Request:
Restate, word for word, the run of lines that starts at the line containing "Extract the structured" and ends with the final line of the listing. Leave pictures out.
--- START OF Working data ---
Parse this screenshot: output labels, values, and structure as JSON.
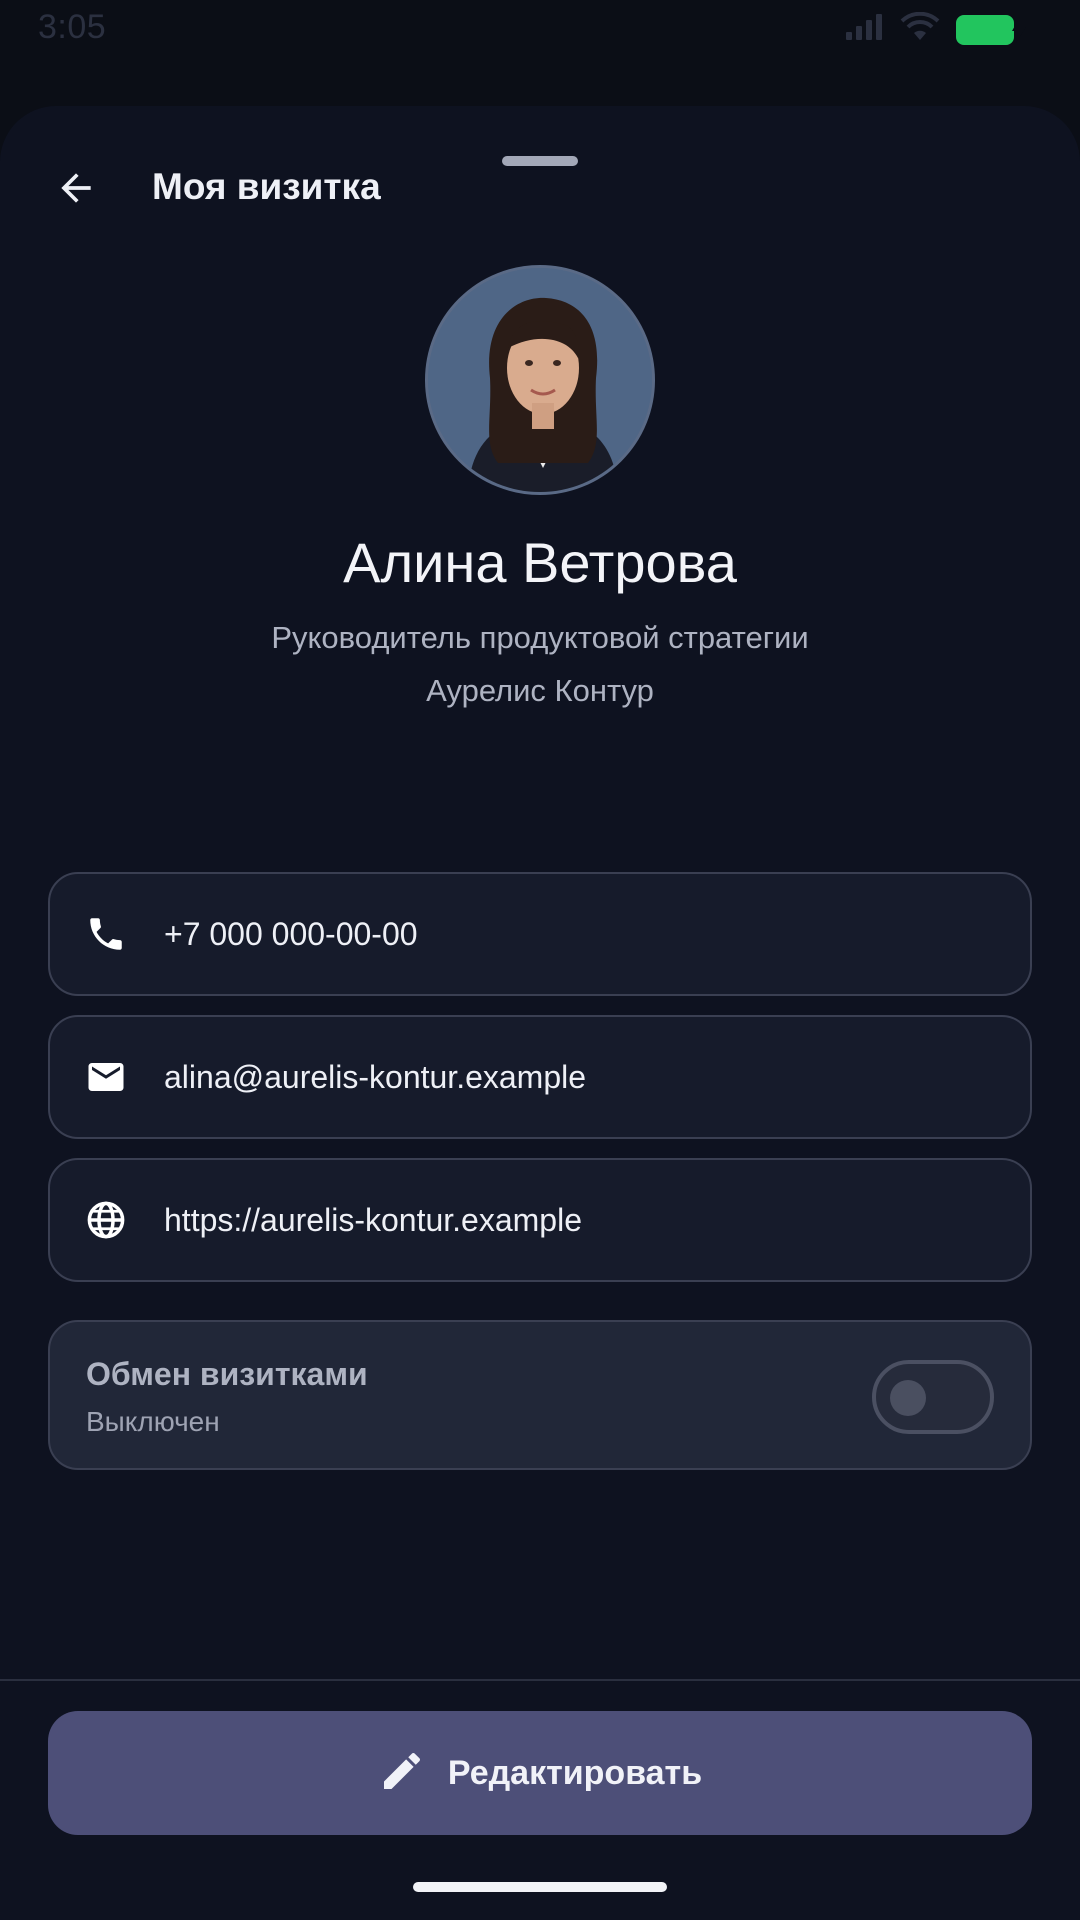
{
  "status_bar": {
    "time": "3:05",
    "icons": [
      "signal-icon",
      "wifi-icon",
      "battery-charging-icon"
    ],
    "battery_color": "#22c55e"
  },
  "app_bar": {
    "back_icon": "arrow-back-icon",
    "title": "Моя визитка"
  },
  "profile": {
    "name": "Алина Ветрова",
    "role": "Руководитель продуктовой стратегии",
    "company": "Аурелис Контур"
  },
  "contacts": {
    "phone": {
      "icon": "phone-icon",
      "value": "+7 000 000-00-00"
    },
    "email": {
      "icon": "mail-icon",
      "value": "alina@aurelis-kontur.example"
    },
    "website": {
      "icon": "globe-icon",
      "value": "https://aurelis-kontur.example"
    }
  },
  "exchange": {
    "title": "Обмен визитками",
    "status": "Выключен",
    "enabled": false
  },
  "actions": {
    "edit_icon": "pencil-icon",
    "edit_label": "Редактировать",
    "edit_color": "#4d4f78"
  },
  "theme": {
    "background": "#0b0e16",
    "sheet": "#0e1220",
    "card": "#161b2b",
    "card_border": "#3a3f52"
  }
}
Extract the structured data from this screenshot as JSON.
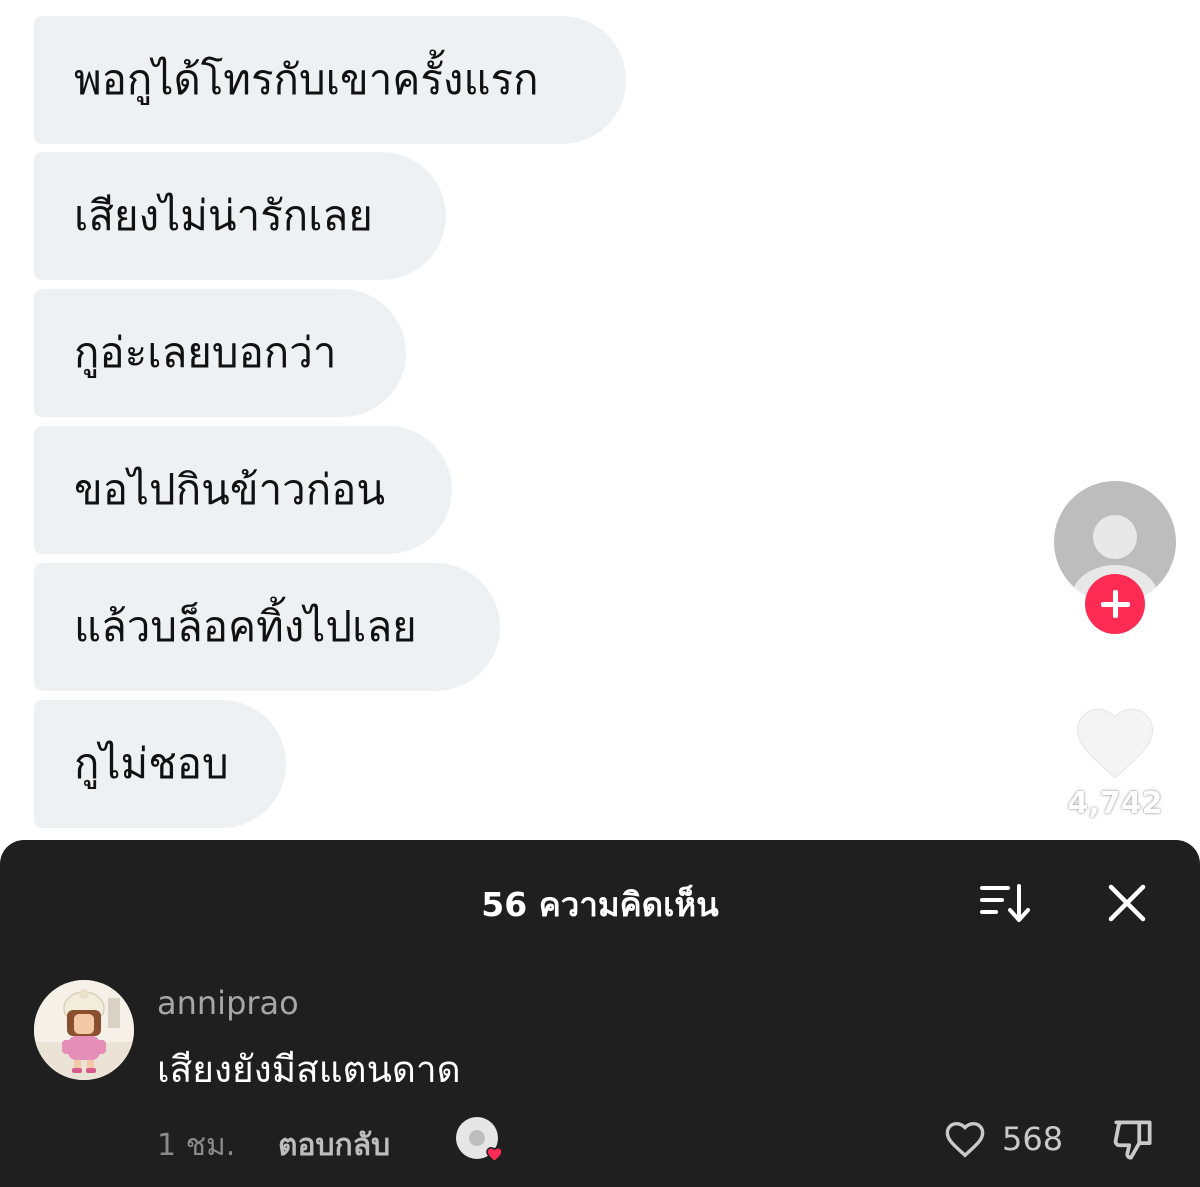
{
  "video": {
    "messages": [
      "พอกูได้โทรกับเขาครั้งแรก",
      "เสียงไม่น่ารักเลย",
      "กูอ่ะเลยบอกว่า",
      "ขอไปกินข้าวก่อน",
      "แล้วบล็อคทิ้งไปเลย",
      "กูไม่ชอบ"
    ],
    "like_count": "4,742"
  },
  "comments_sheet": {
    "title": "56 ความคิดเห็น",
    "comment": {
      "username": "anniprao",
      "text": "เสียงยังมีสแตนดาด",
      "time": "1 ชม.",
      "reply_label": "ตอบกลับ",
      "like_count": "568"
    }
  },
  "colors": {
    "bubble": "#eef1f4",
    "sheet_background": "#1f1f1f",
    "follow_accent": "#fe2c55"
  },
  "icons": [
    "person-icon",
    "plus-icon",
    "heart-icon",
    "sort-icon",
    "close-icon",
    "creator-liked-heart-icon",
    "dislike-icon"
  ]
}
--- END OF Working data ---
Correct output:
Extract the structured data from this screenshot as JSON.
{
  "video": {
    "messages": [
      "พอกูได้โทรกับเขาครั้งแรก",
      "เสียงไม่น่ารักเลย",
      "กูอ่ะเลยบอกว่า",
      "ขอไปกินข้าวก่อน",
      "แล้วบล็อคทิ้งไปเลย",
      "กูไม่ชอบ"
    ],
    "like_count": "4,742"
  },
  "comments_sheet": {
    "title": "56 ความคิดเห็น",
    "comment": {
      "username": "anniprao",
      "text": "เสียงยังมีสแตนดาด",
      "time": "1 ชม.",
      "reply_label": "ตอบกลับ",
      "like_count": "568"
    }
  },
  "colors": {
    "bubble": "#eef1f4",
    "sheet_background": "#1f1f1f",
    "follow_accent": "#fe2c55"
  },
  "icons": [
    "person-icon",
    "plus-icon",
    "heart-icon",
    "sort-icon",
    "close-icon",
    "creator-liked-heart-icon",
    "dislike-icon"
  ]
}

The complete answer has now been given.